* _PROBLEM REQUIREMENTS_: Restate all the material verbatim, except for the pictures.

[LISTED ENTRIES start]

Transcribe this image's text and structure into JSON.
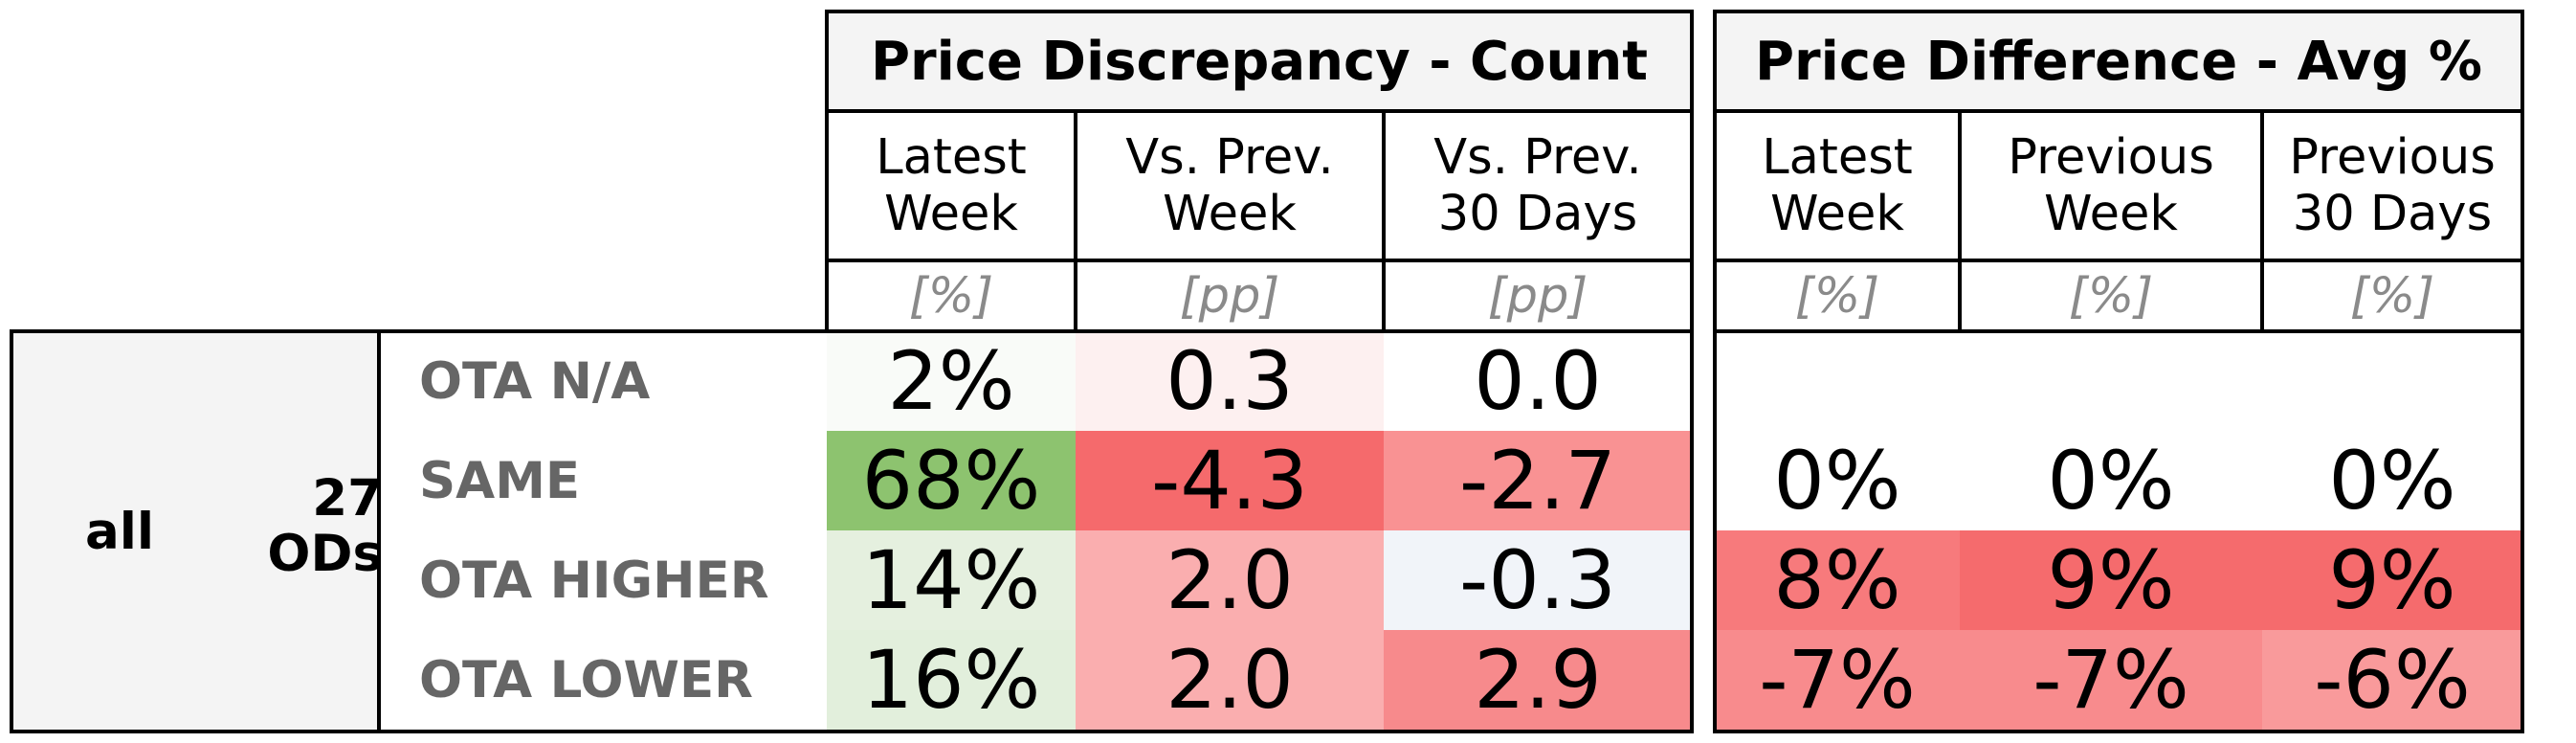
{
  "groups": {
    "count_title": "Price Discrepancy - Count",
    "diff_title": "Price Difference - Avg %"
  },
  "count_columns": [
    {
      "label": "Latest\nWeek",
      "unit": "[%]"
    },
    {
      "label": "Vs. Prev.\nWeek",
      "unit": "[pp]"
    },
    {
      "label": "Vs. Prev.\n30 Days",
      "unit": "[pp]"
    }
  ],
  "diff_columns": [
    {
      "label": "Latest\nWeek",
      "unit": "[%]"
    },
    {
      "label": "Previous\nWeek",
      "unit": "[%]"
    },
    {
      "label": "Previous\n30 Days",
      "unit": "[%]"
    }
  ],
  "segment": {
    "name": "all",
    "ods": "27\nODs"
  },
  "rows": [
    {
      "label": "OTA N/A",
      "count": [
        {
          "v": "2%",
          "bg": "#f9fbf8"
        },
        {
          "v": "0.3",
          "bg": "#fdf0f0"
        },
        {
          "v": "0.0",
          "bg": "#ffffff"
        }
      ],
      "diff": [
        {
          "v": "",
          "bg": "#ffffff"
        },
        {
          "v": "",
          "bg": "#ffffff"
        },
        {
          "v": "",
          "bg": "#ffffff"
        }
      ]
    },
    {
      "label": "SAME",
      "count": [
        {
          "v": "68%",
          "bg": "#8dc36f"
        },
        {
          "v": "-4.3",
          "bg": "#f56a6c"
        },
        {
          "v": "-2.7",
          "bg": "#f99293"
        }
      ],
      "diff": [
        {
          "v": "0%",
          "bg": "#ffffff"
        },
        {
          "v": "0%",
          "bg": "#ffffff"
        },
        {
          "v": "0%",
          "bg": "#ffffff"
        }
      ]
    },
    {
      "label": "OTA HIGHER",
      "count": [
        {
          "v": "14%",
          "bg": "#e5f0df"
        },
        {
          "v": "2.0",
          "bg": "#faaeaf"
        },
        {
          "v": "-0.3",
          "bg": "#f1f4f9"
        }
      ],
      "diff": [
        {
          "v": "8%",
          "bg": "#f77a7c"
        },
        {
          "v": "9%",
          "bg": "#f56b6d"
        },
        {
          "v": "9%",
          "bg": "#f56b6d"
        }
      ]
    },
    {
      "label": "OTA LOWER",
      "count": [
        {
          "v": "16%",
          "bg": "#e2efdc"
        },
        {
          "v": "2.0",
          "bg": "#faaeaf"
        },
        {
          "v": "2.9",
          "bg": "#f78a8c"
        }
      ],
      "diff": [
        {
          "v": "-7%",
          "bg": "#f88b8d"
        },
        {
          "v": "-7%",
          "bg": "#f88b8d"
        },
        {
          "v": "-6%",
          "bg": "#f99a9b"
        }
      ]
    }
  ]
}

[LISTED ENTRIES end]

* _SOLUTION TO THIS TASK_:
Transcribe this image's text and structure into JSON.
{
  "groups": {
    "count_title": "Price Discrepancy - Count",
    "diff_title": "Price Difference - Avg %"
  },
  "count_columns": [
    {
      "label": "Latest\nWeek",
      "unit": "[%]"
    },
    {
      "label": "Vs. Prev.\nWeek",
      "unit": "[pp]"
    },
    {
      "label": "Vs. Prev.\n30 Days",
      "unit": "[pp]"
    }
  ],
  "diff_columns": [
    {
      "label": "Latest\nWeek",
      "unit": "[%]"
    },
    {
      "label": "Previous\nWeek",
      "unit": "[%]"
    },
    {
      "label": "Previous\n30 Days",
      "unit": "[%]"
    }
  ],
  "segment": {
    "name": "all",
    "ods": "27\nODs"
  },
  "rows": [
    {
      "label": "OTA N/A",
      "count": [
        {
          "v": "2%",
          "bg": "#f9fbf8"
        },
        {
          "v": "0.3",
          "bg": "#fdf0f0"
        },
        {
          "v": "0.0",
          "bg": "#ffffff"
        }
      ],
      "diff": [
        {
          "v": "",
          "bg": "#ffffff"
        },
        {
          "v": "",
          "bg": "#ffffff"
        },
        {
          "v": "",
          "bg": "#ffffff"
        }
      ]
    },
    {
      "label": "SAME",
      "count": [
        {
          "v": "68%",
          "bg": "#8dc36f"
        },
        {
          "v": "-4.3",
          "bg": "#f56a6c"
        },
        {
          "v": "-2.7",
          "bg": "#f99293"
        }
      ],
      "diff": [
        {
          "v": "0%",
          "bg": "#ffffff"
        },
        {
          "v": "0%",
          "bg": "#ffffff"
        },
        {
          "v": "0%",
          "bg": "#ffffff"
        }
      ]
    },
    {
      "label": "OTA HIGHER",
      "count": [
        {
          "v": "14%",
          "bg": "#e5f0df"
        },
        {
          "v": "2.0",
          "bg": "#faaeaf"
        },
        {
          "v": "-0.3",
          "bg": "#f1f4f9"
        }
      ],
      "diff": [
        {
          "v": "8%",
          "bg": "#f77a7c"
        },
        {
          "v": "9%",
          "bg": "#f56b6d"
        },
        {
          "v": "9%",
          "bg": "#f56b6d"
        }
      ]
    },
    {
      "label": "OTA LOWER",
      "count": [
        {
          "v": "16%",
          "bg": "#e2efdc"
        },
        {
          "v": "2.0",
          "bg": "#faaeaf"
        },
        {
          "v": "2.9",
          "bg": "#f78a8c"
        }
      ],
      "diff": [
        {
          "v": "-7%",
          "bg": "#f88b8d"
        },
        {
          "v": "-7%",
          "bg": "#f88b8d"
        },
        {
          "v": "-6%",
          "bg": "#f99a9b"
        }
      ]
    }
  ]
}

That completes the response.